■ Stated exercise
Lift out all lines below that contain "ylabel".
####################
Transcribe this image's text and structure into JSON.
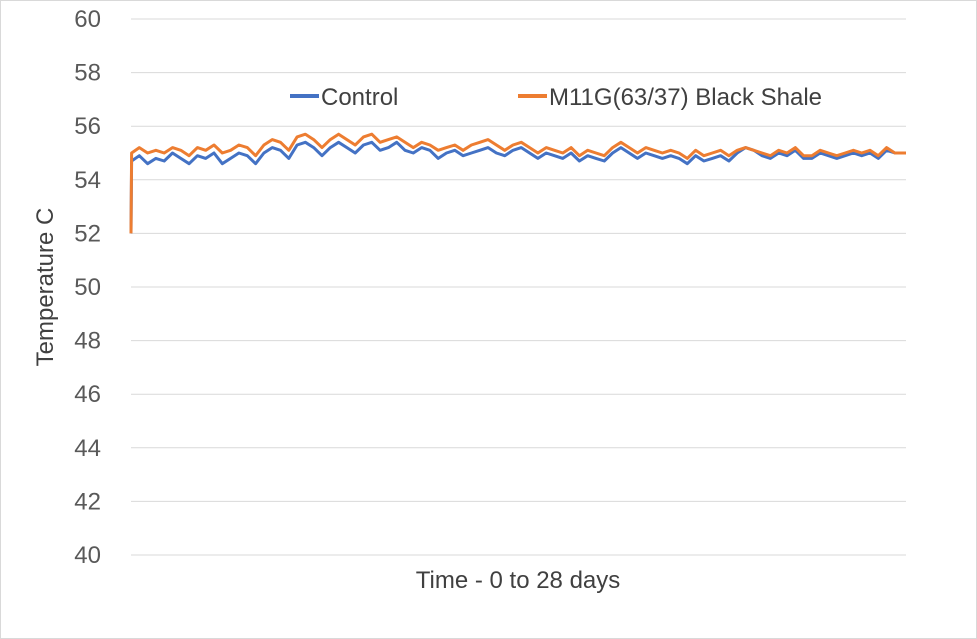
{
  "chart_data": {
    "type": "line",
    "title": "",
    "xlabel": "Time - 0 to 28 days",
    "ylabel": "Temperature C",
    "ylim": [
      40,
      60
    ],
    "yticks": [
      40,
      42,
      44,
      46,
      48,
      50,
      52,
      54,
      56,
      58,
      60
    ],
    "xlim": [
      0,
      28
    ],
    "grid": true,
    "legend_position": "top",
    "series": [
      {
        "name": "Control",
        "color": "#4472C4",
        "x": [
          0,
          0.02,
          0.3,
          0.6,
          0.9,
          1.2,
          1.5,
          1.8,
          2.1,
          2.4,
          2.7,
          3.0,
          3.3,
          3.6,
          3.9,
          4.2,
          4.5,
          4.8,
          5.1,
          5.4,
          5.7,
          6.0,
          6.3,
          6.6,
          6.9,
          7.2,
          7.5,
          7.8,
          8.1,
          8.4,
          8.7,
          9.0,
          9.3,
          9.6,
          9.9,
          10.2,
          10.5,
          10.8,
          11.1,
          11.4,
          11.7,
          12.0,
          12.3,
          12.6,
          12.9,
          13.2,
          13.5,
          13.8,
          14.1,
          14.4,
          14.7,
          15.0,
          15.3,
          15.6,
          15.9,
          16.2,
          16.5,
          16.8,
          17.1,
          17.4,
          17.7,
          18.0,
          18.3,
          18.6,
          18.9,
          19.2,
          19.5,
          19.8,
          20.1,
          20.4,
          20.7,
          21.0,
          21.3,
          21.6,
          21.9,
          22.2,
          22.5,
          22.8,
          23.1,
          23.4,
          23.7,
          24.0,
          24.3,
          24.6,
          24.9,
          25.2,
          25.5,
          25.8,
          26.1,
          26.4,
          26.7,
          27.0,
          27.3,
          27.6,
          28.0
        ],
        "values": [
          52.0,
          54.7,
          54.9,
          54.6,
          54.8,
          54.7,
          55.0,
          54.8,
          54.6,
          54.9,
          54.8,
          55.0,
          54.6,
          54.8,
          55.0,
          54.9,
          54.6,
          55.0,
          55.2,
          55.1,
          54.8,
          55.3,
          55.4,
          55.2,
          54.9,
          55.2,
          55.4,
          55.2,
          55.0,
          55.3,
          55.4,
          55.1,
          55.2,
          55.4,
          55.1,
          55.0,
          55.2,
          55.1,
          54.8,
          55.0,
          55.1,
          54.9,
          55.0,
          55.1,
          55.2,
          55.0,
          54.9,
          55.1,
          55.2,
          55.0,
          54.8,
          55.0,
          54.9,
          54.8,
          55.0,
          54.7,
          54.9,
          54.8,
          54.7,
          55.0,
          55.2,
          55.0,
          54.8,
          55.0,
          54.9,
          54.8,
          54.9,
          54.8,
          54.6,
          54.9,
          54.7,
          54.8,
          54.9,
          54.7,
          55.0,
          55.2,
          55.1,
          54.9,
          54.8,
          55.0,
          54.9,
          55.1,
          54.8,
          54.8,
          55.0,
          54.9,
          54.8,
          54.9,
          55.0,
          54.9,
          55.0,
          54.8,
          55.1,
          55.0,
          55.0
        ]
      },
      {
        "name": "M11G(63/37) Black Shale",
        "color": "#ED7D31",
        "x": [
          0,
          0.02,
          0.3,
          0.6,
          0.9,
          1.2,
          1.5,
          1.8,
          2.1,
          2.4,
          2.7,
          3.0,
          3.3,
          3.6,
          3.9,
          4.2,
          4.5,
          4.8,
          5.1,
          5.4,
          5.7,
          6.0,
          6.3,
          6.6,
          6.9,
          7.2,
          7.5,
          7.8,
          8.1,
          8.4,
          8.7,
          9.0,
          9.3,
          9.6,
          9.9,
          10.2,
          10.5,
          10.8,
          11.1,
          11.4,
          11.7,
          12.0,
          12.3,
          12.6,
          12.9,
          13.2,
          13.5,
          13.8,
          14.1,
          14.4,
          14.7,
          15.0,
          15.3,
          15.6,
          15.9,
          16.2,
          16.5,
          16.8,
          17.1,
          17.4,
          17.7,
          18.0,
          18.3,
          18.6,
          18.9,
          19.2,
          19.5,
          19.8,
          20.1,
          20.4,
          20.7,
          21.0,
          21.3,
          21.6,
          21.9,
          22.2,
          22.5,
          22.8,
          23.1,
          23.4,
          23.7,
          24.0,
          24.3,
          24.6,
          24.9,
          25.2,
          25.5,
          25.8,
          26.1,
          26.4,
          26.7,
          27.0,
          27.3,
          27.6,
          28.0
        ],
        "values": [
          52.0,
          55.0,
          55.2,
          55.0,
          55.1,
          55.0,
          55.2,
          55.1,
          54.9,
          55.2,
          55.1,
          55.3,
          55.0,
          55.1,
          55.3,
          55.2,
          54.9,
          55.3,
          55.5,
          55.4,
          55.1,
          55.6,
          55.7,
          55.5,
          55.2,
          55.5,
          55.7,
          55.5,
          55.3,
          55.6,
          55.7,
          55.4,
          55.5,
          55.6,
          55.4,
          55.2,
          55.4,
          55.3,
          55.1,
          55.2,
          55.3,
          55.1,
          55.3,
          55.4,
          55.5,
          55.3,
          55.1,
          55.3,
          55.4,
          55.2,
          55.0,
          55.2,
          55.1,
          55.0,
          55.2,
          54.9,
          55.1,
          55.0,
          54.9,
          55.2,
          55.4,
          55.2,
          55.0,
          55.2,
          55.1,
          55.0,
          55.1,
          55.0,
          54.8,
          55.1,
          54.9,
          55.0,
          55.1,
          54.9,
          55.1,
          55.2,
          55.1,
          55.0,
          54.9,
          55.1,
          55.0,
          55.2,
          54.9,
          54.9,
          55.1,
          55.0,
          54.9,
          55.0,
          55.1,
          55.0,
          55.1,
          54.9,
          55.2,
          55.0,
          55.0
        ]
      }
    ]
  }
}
####################
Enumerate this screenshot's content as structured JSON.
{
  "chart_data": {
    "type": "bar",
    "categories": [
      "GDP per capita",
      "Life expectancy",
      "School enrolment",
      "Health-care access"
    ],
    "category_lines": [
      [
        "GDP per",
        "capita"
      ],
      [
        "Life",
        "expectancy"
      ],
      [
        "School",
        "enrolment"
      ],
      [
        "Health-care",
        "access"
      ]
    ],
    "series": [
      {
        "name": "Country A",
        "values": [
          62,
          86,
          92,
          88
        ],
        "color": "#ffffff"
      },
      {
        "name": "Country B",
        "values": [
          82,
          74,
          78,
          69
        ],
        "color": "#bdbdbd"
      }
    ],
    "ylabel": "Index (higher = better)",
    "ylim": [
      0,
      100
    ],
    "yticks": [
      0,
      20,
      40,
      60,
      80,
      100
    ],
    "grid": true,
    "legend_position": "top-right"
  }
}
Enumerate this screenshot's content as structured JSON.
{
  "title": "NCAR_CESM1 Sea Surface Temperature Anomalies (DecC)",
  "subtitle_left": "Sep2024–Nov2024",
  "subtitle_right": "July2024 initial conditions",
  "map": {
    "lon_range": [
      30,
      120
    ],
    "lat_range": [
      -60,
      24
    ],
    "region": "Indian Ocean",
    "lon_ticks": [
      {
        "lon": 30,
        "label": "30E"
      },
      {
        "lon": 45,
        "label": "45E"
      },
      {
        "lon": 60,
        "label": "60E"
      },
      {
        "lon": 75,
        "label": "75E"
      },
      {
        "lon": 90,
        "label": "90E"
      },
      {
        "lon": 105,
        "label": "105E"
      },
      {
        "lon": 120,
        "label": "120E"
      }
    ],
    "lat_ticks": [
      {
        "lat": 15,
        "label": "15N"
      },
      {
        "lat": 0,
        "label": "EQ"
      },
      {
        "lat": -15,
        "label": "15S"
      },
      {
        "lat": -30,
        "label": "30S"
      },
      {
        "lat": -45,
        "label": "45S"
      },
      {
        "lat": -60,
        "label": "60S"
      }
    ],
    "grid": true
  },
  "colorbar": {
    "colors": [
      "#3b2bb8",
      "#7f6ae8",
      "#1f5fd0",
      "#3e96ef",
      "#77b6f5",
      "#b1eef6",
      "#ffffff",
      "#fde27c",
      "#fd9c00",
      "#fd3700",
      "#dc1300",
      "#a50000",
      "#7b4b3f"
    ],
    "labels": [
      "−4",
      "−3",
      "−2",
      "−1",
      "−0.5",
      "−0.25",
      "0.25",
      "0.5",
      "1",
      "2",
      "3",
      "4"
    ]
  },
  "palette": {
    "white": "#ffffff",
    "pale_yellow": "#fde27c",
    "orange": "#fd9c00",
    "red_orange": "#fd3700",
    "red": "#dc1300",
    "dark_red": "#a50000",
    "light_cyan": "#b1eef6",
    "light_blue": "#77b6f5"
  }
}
####################
■ In response
    "ylabel": "Temperature C",
    "ylabel": "Index (higher = better)",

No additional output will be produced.